■ **Given exercise**: In the material below, find all lines with the string "чисел" and copy them.

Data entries
════════
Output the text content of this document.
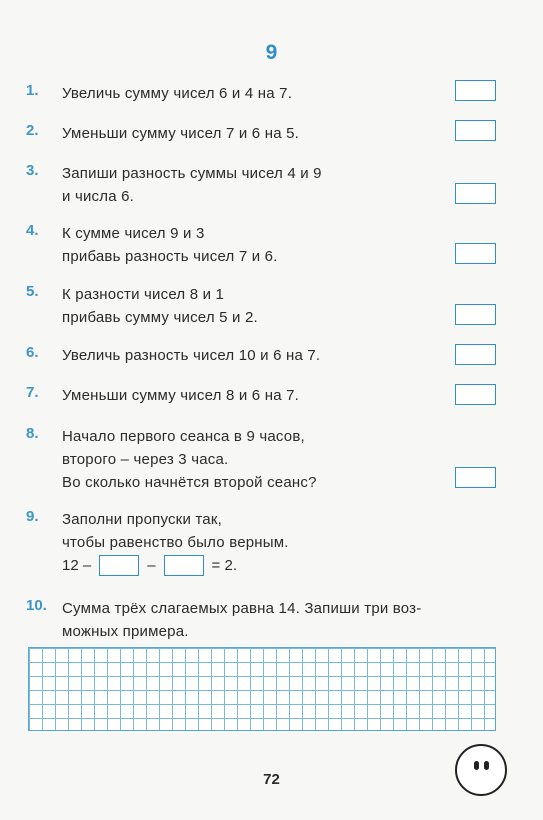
9
1.	Увеличь сумму чисел 6 и 4 на 7.
2.	Уменьши сумму чисел 7 и 6 на 5.
3.	Запиши разность суммы чисел 4 и 9
и числа 6.
4.	К сумме чисел 9 и 3
прибавь разность чисел 7 и 6.
5.	К разности чисел 8 и 1
прибавь сумму чисел 5 и 2.
6.	Увеличь разность чисел 10 и 6 на 7.
7.	Уменьши сумму чисел 8 и 6 на 7.
8.	Начало первого сеанса в 9 часов,
второго – через 3 часа.
Во сколько начнётся второй сеанс?
9.	Заполни пропуски так,
чтобы равенство было верным.
12 –	–	= 2.
10.	Сумма трёх слагаемых равна 14. Запиши три воз-
можных примера.
72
════════
■ **Output for this exercise**:
1.	Увеличь сумму чисел 6 и 4 на 7.
2.	Уменьши сумму чисел 7 и 6 на 5.
3.	Запиши разность суммы чисел 4 и 9
4.	К сумме чисел 9 и 3
прибавь разность чисел 7 и 6.
5.	К разности чисел 8 и 1
прибавь сумму чисел 5 и 2.
6.	Увеличь разность чисел 10 и 6 на 7.
7.	Уменьши сумму чисел 8 и 6 на 7.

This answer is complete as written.